RECORDS SHOWN:
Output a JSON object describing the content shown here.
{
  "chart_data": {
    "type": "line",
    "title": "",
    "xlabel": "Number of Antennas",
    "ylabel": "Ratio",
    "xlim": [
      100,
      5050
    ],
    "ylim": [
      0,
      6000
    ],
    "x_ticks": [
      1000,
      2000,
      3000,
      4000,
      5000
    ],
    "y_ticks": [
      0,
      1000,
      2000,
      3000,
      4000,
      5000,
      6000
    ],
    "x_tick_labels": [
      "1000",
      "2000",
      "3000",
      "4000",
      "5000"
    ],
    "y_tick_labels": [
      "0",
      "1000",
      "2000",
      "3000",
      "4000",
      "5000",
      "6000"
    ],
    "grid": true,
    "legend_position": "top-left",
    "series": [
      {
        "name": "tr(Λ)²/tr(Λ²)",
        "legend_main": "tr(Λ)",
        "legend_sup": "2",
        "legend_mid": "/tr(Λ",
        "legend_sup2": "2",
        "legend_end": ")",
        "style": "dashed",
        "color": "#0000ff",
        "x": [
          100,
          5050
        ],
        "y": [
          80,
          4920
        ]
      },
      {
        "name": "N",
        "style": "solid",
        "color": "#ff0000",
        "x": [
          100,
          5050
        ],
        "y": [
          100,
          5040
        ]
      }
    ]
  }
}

SET EXERCISE: Retype all of the material, keeping each line exact.

THE REPLY:
Output a JSON object describing the content shown here.
{
  "chart_data": {
    "type": "line",
    "title": "",
    "xlabel": "Number of Antennas",
    "ylabel": "Ratio",
    "xlim": [
      100,
      5050
    ],
    "ylim": [
      0,
      6000
    ],
    "x_ticks": [
      1000,
      2000,
      3000,
      4000,
      5000
    ],
    "y_ticks": [
      0,
      1000,
      2000,
      3000,
      4000,
      5000,
      6000
    ],
    "x_tick_labels": [
      "1000",
      "2000",
      "3000",
      "4000",
      "5000"
    ],
    "y_tick_labels": [
      "0",
      "1000",
      "2000",
      "3000",
      "4000",
      "5000",
      "6000"
    ],
    "grid": true,
    "legend_position": "top-left",
    "series": [
      {
        "name": "tr(Λ)²/tr(Λ²)",
        "legend_main": "tr(Λ)",
        "legend_sup": "2",
        "legend_mid": "/tr(Λ",
        "legend_sup2": "2",
        "legend_end": ")",
        "style": "dashed",
        "color": "#0000ff",
        "x": [
          100,
          5050
        ],
        "y": [
          80,
          4920
        ]
      },
      {
        "name": "N",
        "style": "solid",
        "color": "#ff0000",
        "x": [
          100,
          5050
        ],
        "y": [
          100,
          5040
        ]
      }
    ]
  }
}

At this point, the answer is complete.